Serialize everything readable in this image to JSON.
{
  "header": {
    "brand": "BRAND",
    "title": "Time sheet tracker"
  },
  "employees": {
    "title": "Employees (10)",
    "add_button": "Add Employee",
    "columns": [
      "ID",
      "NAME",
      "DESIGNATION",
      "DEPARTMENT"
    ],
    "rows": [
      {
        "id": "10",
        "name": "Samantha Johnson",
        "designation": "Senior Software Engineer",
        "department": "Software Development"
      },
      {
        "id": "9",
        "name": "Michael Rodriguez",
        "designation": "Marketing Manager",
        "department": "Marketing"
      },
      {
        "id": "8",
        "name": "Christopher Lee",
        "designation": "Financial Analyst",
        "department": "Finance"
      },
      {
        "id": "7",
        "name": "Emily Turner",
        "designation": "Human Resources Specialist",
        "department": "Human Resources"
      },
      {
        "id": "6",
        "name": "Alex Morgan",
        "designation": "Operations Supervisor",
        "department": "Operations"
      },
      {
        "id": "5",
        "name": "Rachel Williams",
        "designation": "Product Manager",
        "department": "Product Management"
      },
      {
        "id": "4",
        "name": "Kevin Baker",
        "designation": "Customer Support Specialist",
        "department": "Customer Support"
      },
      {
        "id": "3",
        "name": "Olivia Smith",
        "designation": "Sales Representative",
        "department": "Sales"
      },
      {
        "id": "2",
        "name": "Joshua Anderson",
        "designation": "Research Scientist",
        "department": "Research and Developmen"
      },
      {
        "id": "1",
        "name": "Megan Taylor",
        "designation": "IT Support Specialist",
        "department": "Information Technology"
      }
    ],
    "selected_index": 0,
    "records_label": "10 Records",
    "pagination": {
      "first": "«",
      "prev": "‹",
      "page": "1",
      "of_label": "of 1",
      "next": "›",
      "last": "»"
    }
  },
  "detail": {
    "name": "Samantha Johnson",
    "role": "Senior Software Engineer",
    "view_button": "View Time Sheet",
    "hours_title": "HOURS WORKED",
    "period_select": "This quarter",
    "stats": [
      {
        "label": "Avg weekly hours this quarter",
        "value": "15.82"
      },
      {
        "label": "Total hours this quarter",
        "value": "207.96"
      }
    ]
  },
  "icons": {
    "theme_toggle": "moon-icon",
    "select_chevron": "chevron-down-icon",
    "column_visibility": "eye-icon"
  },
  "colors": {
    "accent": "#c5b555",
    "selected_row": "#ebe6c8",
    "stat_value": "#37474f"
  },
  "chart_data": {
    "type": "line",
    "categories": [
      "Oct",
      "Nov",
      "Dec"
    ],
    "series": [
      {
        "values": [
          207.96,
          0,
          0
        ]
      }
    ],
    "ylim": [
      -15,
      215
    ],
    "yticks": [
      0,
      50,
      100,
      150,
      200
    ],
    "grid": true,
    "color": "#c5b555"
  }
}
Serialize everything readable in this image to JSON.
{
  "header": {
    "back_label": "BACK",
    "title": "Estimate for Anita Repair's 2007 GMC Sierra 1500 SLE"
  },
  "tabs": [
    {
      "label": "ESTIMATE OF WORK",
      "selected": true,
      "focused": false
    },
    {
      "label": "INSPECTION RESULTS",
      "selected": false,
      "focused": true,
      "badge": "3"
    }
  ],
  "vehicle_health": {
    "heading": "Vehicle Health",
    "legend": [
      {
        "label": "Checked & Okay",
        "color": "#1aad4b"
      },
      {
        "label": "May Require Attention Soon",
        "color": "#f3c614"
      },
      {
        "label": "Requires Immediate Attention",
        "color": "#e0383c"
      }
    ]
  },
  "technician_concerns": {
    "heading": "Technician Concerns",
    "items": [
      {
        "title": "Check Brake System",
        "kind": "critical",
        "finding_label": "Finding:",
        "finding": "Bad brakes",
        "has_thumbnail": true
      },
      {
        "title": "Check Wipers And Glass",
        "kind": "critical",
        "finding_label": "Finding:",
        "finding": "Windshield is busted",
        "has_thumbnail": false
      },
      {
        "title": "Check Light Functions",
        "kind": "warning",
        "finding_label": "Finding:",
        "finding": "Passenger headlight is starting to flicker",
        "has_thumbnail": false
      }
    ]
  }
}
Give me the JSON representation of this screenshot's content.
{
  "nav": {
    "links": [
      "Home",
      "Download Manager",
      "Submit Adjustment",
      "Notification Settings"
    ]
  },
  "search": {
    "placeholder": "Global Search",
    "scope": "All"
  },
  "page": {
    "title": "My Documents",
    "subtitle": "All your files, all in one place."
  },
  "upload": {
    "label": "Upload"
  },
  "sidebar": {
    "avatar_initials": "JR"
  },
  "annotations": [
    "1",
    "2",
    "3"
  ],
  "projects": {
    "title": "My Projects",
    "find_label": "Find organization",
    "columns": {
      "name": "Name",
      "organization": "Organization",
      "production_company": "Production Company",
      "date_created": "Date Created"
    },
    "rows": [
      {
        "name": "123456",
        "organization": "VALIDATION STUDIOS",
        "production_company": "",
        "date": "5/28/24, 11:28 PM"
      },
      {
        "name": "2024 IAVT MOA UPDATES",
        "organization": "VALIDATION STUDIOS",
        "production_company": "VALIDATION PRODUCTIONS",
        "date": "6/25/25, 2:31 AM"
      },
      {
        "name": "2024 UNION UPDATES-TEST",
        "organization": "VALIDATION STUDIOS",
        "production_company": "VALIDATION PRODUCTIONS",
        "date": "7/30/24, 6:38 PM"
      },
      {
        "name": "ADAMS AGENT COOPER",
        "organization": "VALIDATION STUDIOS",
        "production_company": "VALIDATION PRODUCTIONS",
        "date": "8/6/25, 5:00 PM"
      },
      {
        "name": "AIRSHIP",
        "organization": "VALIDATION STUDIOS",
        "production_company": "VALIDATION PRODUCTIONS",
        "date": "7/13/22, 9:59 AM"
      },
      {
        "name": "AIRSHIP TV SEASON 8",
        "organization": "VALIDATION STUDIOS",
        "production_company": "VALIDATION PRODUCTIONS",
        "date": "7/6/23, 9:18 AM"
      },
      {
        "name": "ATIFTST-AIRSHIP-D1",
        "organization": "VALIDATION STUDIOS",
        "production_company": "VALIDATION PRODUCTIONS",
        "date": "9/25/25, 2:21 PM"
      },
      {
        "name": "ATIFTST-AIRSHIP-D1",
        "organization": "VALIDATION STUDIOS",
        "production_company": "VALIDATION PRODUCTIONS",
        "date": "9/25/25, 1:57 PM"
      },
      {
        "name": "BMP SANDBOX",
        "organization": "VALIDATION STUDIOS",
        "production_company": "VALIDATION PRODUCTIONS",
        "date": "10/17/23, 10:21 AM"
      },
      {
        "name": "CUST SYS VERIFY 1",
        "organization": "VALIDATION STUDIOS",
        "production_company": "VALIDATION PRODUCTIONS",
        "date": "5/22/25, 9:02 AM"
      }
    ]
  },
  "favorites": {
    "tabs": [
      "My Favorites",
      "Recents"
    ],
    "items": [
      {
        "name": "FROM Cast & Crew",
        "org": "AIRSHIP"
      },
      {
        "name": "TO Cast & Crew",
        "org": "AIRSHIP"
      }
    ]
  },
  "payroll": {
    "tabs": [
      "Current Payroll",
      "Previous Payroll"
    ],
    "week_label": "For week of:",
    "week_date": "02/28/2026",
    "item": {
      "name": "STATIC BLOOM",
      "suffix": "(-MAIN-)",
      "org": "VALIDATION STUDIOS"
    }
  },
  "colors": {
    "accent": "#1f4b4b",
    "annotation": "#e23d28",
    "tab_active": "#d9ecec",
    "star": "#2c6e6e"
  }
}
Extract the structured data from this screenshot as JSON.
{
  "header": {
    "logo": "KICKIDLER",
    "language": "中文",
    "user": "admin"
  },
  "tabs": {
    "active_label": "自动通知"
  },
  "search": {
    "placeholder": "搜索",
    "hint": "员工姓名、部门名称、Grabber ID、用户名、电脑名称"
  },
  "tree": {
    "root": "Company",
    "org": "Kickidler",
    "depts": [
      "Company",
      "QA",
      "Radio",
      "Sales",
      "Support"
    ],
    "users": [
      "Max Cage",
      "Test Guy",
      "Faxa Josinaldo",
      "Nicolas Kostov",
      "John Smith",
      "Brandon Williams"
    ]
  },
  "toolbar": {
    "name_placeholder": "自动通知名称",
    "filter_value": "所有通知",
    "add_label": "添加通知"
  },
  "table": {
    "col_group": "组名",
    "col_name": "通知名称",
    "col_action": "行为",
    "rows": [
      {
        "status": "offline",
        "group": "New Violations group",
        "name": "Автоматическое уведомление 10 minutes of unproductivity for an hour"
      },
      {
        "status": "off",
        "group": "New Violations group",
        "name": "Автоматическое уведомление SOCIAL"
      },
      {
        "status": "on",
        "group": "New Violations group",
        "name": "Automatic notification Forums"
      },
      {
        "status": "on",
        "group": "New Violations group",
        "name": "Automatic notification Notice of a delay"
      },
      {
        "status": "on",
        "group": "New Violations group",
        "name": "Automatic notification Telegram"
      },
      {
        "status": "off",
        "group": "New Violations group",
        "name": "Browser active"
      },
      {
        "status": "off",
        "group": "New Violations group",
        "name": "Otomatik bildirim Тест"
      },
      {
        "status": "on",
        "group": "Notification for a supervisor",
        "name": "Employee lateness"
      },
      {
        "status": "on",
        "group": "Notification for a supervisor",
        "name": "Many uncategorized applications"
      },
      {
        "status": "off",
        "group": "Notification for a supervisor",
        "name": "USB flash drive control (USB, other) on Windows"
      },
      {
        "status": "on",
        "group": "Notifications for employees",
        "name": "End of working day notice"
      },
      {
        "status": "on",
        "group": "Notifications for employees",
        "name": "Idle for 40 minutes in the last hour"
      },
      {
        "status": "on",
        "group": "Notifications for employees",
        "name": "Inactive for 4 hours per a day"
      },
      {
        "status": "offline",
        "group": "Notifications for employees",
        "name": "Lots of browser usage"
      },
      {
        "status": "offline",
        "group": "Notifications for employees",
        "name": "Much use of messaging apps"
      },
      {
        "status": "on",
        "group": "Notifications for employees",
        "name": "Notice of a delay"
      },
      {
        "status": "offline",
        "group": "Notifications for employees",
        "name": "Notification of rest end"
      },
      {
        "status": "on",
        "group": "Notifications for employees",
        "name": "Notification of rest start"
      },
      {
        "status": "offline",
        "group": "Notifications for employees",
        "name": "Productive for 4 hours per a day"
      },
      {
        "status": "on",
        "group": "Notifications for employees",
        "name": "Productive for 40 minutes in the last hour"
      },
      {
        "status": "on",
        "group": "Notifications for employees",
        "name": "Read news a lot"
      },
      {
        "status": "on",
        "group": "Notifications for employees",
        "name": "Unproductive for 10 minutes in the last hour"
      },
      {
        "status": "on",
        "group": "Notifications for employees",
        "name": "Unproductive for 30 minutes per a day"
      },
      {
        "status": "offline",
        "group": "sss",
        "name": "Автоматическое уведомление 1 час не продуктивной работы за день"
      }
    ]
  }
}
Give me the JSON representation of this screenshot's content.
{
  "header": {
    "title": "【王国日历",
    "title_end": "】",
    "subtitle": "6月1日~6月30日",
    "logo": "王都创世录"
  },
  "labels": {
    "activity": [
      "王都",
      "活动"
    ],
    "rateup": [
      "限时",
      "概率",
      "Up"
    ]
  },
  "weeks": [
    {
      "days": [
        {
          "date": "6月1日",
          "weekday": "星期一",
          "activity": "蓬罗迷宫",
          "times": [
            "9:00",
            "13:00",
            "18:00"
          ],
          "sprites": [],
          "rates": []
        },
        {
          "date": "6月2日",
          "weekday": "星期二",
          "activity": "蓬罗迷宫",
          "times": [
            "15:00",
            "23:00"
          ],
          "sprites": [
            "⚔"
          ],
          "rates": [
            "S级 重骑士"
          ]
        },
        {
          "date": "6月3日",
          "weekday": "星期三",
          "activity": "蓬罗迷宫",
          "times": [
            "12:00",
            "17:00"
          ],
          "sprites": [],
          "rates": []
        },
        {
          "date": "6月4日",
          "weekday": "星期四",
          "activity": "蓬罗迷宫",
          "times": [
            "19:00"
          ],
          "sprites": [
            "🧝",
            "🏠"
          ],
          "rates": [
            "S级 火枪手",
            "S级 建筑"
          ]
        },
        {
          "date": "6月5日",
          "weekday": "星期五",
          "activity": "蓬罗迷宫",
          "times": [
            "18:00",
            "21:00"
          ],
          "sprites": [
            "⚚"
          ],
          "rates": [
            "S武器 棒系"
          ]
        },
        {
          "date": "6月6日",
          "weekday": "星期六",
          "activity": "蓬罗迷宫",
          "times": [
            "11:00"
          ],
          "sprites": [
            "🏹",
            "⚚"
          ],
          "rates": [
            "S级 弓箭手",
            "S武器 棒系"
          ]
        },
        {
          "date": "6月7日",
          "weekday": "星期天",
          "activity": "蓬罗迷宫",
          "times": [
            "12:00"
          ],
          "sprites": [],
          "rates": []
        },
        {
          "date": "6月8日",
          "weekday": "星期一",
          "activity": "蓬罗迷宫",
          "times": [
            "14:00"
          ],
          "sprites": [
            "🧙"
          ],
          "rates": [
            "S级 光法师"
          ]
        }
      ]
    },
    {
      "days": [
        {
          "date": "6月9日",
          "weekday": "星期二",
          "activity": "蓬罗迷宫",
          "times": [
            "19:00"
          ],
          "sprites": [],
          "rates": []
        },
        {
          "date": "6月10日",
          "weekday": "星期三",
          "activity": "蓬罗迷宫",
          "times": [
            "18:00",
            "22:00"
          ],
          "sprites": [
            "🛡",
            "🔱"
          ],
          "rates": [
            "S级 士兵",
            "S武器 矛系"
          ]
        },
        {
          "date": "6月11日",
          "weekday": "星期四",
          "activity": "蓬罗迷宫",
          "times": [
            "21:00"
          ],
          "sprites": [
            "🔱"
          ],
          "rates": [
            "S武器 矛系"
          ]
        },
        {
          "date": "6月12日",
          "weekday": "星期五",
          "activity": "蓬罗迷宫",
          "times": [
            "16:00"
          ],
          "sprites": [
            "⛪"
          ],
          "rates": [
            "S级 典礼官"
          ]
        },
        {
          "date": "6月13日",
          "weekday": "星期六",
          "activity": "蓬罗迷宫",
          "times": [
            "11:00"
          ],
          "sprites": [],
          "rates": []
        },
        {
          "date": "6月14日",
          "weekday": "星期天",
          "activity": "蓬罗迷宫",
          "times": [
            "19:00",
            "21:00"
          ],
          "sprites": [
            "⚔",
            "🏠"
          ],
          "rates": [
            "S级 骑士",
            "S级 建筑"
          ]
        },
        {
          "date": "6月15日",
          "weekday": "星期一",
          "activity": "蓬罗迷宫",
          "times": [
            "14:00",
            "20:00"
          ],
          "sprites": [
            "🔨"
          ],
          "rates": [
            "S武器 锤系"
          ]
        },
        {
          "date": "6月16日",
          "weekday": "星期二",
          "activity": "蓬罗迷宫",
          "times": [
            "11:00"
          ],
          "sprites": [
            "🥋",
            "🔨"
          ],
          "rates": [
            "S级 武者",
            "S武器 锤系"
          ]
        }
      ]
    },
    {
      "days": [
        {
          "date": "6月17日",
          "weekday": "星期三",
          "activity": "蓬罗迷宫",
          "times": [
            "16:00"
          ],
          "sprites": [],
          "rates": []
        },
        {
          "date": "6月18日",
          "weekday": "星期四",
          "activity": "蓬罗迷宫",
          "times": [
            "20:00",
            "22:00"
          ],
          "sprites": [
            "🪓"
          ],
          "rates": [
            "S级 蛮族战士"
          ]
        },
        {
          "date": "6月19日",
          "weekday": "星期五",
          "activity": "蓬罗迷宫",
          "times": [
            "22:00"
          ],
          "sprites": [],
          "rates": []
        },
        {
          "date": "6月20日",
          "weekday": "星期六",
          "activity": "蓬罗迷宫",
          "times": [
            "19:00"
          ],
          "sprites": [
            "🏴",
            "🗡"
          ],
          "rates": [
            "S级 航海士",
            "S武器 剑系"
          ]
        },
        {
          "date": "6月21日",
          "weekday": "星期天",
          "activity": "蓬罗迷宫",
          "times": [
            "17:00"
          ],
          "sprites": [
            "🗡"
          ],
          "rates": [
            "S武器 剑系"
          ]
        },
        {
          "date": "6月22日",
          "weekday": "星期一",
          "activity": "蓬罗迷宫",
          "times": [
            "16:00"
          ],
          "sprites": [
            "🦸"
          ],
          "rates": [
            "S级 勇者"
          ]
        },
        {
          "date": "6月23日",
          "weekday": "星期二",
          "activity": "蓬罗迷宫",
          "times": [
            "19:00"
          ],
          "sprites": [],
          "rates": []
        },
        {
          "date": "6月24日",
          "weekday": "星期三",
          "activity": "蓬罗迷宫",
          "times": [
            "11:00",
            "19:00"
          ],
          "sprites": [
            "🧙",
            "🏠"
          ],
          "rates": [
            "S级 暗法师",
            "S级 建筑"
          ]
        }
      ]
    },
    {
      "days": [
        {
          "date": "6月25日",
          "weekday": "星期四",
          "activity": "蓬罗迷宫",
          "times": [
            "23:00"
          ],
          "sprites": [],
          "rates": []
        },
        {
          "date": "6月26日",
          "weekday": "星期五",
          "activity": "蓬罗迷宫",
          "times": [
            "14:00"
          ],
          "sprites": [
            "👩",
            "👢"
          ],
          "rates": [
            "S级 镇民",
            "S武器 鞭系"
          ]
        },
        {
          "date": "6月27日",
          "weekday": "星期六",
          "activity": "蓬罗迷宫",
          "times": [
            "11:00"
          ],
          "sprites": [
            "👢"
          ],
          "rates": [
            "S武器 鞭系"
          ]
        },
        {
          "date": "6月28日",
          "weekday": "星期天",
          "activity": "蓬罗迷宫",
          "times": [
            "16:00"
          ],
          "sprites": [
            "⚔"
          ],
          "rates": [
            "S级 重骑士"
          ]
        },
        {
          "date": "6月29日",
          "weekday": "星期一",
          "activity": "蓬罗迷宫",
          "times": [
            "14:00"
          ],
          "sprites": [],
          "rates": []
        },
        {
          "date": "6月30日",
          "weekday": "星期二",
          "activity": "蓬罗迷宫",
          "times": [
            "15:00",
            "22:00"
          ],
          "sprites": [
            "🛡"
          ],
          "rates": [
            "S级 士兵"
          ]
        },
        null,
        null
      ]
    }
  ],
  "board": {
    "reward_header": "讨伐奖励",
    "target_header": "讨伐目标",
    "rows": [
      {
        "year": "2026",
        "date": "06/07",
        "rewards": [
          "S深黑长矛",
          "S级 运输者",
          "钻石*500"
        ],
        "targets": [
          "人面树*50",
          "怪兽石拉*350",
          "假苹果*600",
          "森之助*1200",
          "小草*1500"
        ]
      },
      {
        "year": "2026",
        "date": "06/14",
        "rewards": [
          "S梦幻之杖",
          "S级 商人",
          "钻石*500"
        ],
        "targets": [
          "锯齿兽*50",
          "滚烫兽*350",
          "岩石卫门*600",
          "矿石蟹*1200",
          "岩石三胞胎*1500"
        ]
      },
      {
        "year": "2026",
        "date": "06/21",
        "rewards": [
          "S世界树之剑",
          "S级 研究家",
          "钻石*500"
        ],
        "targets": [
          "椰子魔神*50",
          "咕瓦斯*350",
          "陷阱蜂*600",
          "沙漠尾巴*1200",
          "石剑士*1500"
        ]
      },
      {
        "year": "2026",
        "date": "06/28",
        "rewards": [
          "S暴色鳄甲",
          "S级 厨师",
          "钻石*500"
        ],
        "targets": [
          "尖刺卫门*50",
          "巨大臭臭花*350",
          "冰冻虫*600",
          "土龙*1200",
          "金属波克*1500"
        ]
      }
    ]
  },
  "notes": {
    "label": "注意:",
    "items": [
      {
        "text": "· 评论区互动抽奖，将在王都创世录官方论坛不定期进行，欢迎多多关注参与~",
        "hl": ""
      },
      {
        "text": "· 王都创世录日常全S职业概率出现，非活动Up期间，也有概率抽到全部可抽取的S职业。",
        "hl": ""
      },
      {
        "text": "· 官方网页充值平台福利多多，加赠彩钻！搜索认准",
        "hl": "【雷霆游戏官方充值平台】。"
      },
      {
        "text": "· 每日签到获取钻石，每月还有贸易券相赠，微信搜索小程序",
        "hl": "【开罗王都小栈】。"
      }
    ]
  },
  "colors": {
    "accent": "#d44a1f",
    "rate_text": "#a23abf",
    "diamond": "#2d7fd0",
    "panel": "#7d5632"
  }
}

> _Written problem_:
Copy out every line of the material above that mentions the word "accent".

> _Output of the task_:
    "accent": "#c5b555",
    "accent": "#1f4b4b",
    "accent": "#d44a1f",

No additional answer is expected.